***** DATA FOR THIS EXERCISE *****
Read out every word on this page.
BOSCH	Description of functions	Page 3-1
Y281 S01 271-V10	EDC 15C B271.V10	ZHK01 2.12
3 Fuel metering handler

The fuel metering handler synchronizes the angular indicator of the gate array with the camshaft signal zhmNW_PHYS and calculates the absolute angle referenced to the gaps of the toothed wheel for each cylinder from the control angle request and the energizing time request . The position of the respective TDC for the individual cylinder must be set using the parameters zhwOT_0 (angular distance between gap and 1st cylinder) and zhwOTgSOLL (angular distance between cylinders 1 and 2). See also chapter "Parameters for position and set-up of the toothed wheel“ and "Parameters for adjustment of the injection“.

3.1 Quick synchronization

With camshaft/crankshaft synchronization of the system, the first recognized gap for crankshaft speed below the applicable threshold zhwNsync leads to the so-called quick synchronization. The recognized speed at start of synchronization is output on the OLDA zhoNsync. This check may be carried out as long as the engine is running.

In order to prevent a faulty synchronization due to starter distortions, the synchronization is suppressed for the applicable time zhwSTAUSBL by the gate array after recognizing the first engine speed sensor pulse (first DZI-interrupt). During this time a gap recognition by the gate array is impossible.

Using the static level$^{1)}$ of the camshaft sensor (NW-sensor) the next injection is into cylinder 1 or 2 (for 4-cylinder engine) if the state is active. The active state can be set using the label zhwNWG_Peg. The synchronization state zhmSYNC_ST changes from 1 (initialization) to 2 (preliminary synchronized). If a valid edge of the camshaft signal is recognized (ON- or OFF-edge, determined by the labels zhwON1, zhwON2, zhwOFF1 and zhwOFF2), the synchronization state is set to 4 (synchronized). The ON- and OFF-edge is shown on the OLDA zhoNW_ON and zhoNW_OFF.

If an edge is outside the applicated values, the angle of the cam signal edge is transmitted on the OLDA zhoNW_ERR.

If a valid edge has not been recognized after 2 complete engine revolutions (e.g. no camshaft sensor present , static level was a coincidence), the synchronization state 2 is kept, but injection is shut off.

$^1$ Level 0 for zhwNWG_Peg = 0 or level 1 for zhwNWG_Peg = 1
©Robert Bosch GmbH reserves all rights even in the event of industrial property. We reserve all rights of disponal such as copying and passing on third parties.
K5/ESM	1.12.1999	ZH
*****
_THE EXERCISE_
Output the full listing exactly as it stands.

_FINISHED TASK_
Read out every word on this page.
BOSCH	Description of functions	Page 3-1
Y281 S01 271-V10	EDC 15C B271.V10	ZHK01 2.12
3 Fuel metering handler

The fuel metering handler synchronizes the angular indicator of the gate array with the camshaft signal zhmNW_PHYS and calculates the absolute angle referenced to the gaps of the toothed wheel for each cylinder from the control angle request and the energizing time request . The position of the respective TDC for the individual cylinder must be set using the parameters zhwOT_0 (angular distance between gap and 1st cylinder) and zhwOTgSOLL (angular distance between cylinders 1 and 2). See also chapter "Parameters for position and set-up of the toothed wheel“ and "Parameters for adjustment of the injection“.

3.1 Quick synchronization

With camshaft/crankshaft synchronization of the system, the first recognized gap for crankshaft speed below the applicable threshold zhwNsync leads to the so-called quick synchronization. The recognized speed at start of synchronization is output on the OLDA zhoNsync. This check may be carried out as long as the engine is running.

In order to prevent a faulty synchronization due to starter distortions, the synchronization is suppressed for the applicable time zhwSTAUSBL by the gate array after recognizing the first engine speed sensor pulse (first DZI-interrupt). During this time a gap recognition by the gate array is impossible.

Using the static level$^{1)}$ of the camshaft sensor (NW-sensor) the next injection is into cylinder 1 or 2 (for 4-cylinder engine) if the state is active. The active state can be set using the label zhwNWG_Peg. The synchronization state zhmSYNC_ST changes from 1 (initialization) to 2 (preliminary synchronized). If a valid edge of the camshaft signal is recognized (ON- or OFF-edge, determined by the labels zhwON1, zhwON2, zhwOFF1 and zhwOFF2), the synchronization state is set to 4 (synchronized). The ON- and OFF-edge is shown on the OLDA zhoNW_ON and zhoNW_OFF.

If an edge is outside the applicated values, the angle of the cam signal edge is transmitted on the OLDA zhoNW_ERR.

If a valid edge has not been recognized after 2 complete engine revolutions (e.g. no camshaft sensor present , static level was a coincidence), the synchronization state 2 is kept, but injection is shut off.

$^1$ Level 0 for zhwNWG_Peg = 0 or level 1 for zhwNWG_Peg = 1
©Robert Bosch GmbH reserves all rights even in the event of industrial property. We reserve all rights of disponal such as copying and passing on third parties.
K5/ESM	1.12.1999	ZH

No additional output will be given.